§ What you have to do: Without including any images, repeat the data exactly.

§ Entries provided:

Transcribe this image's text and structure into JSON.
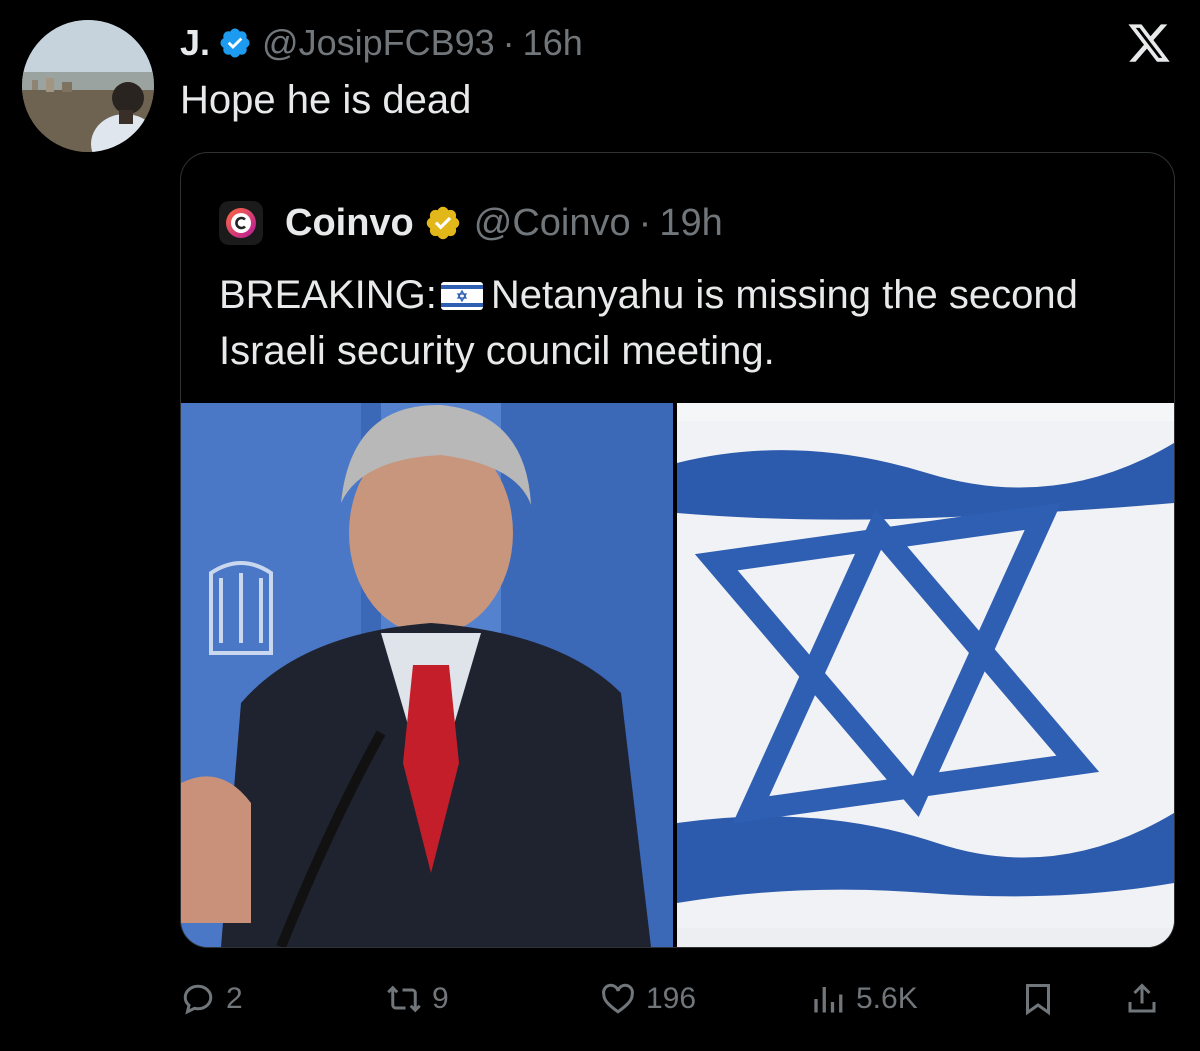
{
  "tweet": {
    "author_name": "J.",
    "handle": "@JosipFCB93",
    "separator": "·",
    "time": "16h",
    "text": "Hope he is dead"
  },
  "quote": {
    "author_name": "Coinvo",
    "handle": "@Coinvo",
    "separator": "·",
    "time": "19h",
    "text_before_flag": "BREAKING:",
    "text_after_flag": "Netanyahu is missing the second Israeli security council meeting."
  },
  "media": {
    "left_image_icon": "person-at-podium-image",
    "right_image_icon": "israeli-flag-image"
  },
  "actions": {
    "replies": "2",
    "reposts": "9",
    "likes": "196",
    "views": "5.6K"
  },
  "colors": {
    "background": "#000000",
    "text_primary": "#e7e9ea",
    "text_secondary": "#71767b",
    "verified_blue": "#1d9bf0",
    "verified_gold": "#e2b719",
    "border": "#2f3336"
  },
  "icons": [
    "verified-badge-icon",
    "x-logo-icon",
    "coinvo-logo-icon",
    "gold-verified-badge-icon",
    "israel-flag-icon",
    "reply-icon",
    "repost-icon",
    "like-icon",
    "views-icon",
    "bookmark-icon",
    "share-icon"
  ]
}
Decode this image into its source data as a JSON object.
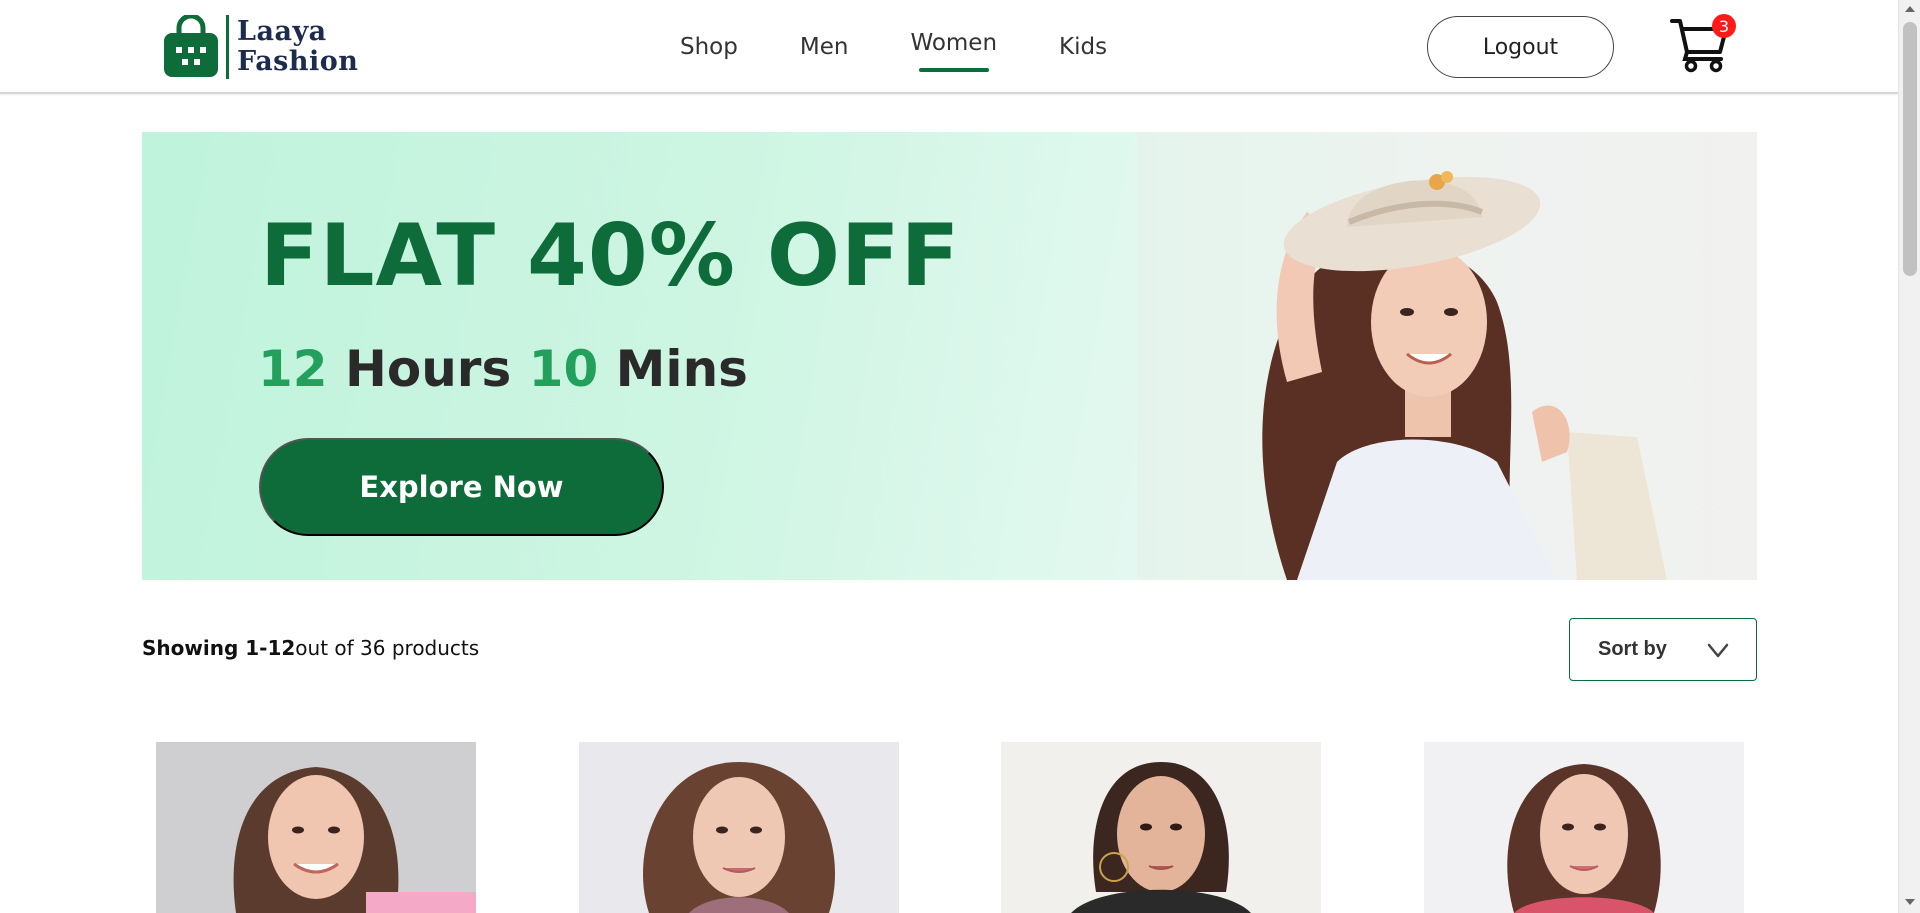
{
  "brand": {
    "line1": "Laaya",
    "line2": "Fashion",
    "color": "#0e6b3a"
  },
  "nav": {
    "items": [
      {
        "label": "Shop"
      },
      {
        "label": "Men"
      },
      {
        "label": "Women",
        "active": true
      },
      {
        "label": "Kids"
      }
    ]
  },
  "header": {
    "logout_label": "Logout",
    "cart_count": "3"
  },
  "banner": {
    "headline": "FLAT 40% OFF",
    "hours_value": "12",
    "hours_label": "Hours",
    "mins_value": "10",
    "mins_label": "Mins",
    "cta_label": "Explore Now",
    "accent": "#23a15c"
  },
  "results": {
    "range_label": "Showing 1-12",
    "total_label": "out of 36 products"
  },
  "sort": {
    "label": "Sort by"
  },
  "products": [
    {
      "icon": "product-image-woman-pink-top"
    },
    {
      "icon": "product-image-woman-wavy-hair"
    },
    {
      "icon": "product-image-woman-floral-print"
    },
    {
      "icon": "product-image-woman-red-print"
    }
  ]
}
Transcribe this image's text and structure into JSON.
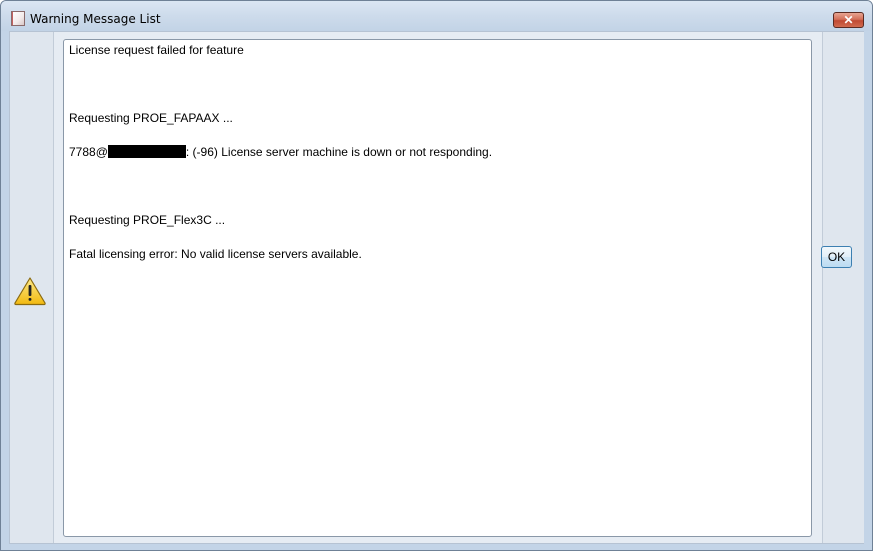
{
  "window": {
    "title": "Warning Message List",
    "close_label": "✕"
  },
  "messages": {
    "line1": "License request failed for feature",
    "line2": "Requesting PROE_FAPAAX ...",
    "line3_prefix": "7788@",
    "line3_suffix": ": (-96) License server machine is down or not responding.",
    "line4": "Requesting PROE_Flex3C ...",
    "line5": "Fatal licensing error: No valid license servers available."
  },
  "buttons": {
    "ok_label": "OK"
  },
  "icons": {
    "app": "app-icon",
    "warning": "warning-icon",
    "close": "close-icon"
  },
  "colors": {
    "warning_fill": "#f5c61f",
    "close_button": "#c84a33"
  }
}
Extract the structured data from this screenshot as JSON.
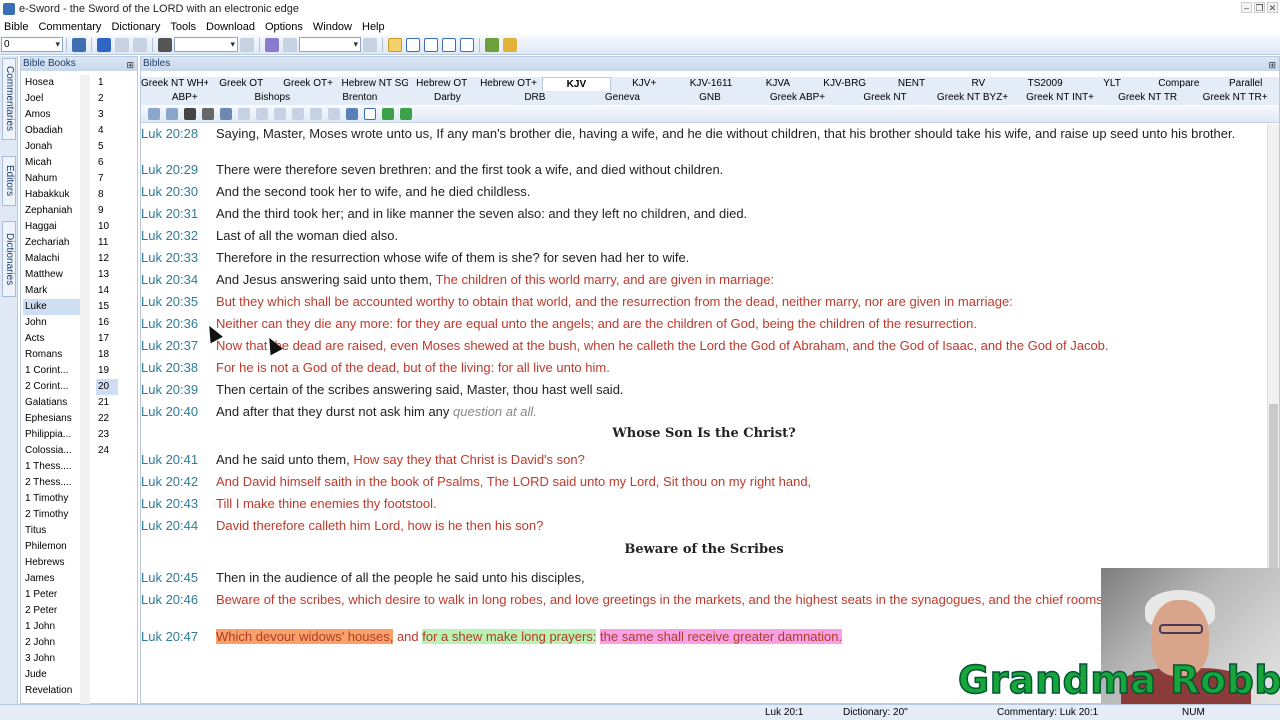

§ The output:
Transcribe this image's text and structure into JSON.
{
  "tweet": {
    "author_name": "J.",
    "handle": "@JosipFCB93",
    "separator": "·",
    "time": "16h",
    "text": "Hope he is dead"
  },
  "quote": {
    "author_name": "Coinvo",
    "handle": "@Coinvo",
    "separator": "·",
    "time": "19h",
    "text_before_flag": "BREAKING:",
    "text_after_flag": "Netanyahu is missing the second Israeli security council meeting."
  },
  "media": {
    "left_image_icon": "person-at-podium-image",
    "right_image_icon": "israeli-flag-image"
  },
  "actions": {
    "replies": "2",
    "reposts": "9",
    "likes": "196",
    "views": "5.6K"
  },
  "colors": {
    "background": "#000000",
    "text_primary": "#e7e9ea",
    "text_secondary": "#71767b",
    "verified_blue": "#1d9bf0",
    "verified_gold": "#e2b719",
    "border": "#2f3336"
  },
  "icons": [
    "verified-badge-icon",
    "x-logo-icon",
    "coinvo-logo-icon",
    "gold-verified-badge-icon",
    "israel-flag-icon",
    "reply-icon",
    "repost-icon",
    "like-icon",
    "views-icon",
    "bookmark-icon",
    "share-icon"
  ]
}
Decode this image into its source data as a JSON object.
{
  "brand": {
    "line1": "Laaya",
    "line2": "Fashion",
    "color": "#0e6b3a"
  },
  "nav": {
    "items": [
      {
        "label": "Shop"
      },
      {
        "label": "Men"
      },
      {
        "label": "Women",
        "active": true
      },
      {
        "label": "Kids"
      }
    ]
  },
  "header": {
    "logout_label": "Logout",
    "cart_count": "3"
  },
  "banner": {
    "headline": "FLAT 40% OFF",
    "hours_value": "12",
    "hours_label": "Hours",
    "mins_value": "10",
    "mins_label": "Mins",
    "cta_label": "Explore Now",
    "accent": "#23a15c"
  },
  "results": {
    "range_label": "Showing 1-12",
    "total_label": "out of 36 products"
  },
  "sort": {
    "label": "Sort by"
  },
  "products": [
    {
      "icon": "product-image-woman-pink-top"
    },
    {
      "icon": "product-image-woman-wavy-hair"
    },
    {
      "icon": "product-image-woman-floral-print"
    },
    {
      "icon": "product-image-woman-red-print"
    }
  ]
}
Transcribe this image's text and structure into JSON.
{
  "window": {
    "title": "Warning Message List",
    "close_label": "✕"
  },
  "messages": {
    "line1": "License request failed for feature",
    "line2": "Requesting PROE_FAPAAX ...",
    "line3_prefix": "7788@",
    "line3_suffix": ": (-96) License server machine is down or not responding.",
    "line4": "Requesting PROE_Flex3C ...",
    "line5": "Fatal licensing error: No valid license servers available."
  },
  "buttons": {
    "ok_label": "OK"
  },
  "icons": {
    "app": "app-icon",
    "warning": "warning-icon",
    "close": "close-icon"
  },
  "colors": {
    "warning_fill": "#f5c61f",
    "close_button": "#c84a33"
  }
}
Extract the structured data from this screenshot as JSON.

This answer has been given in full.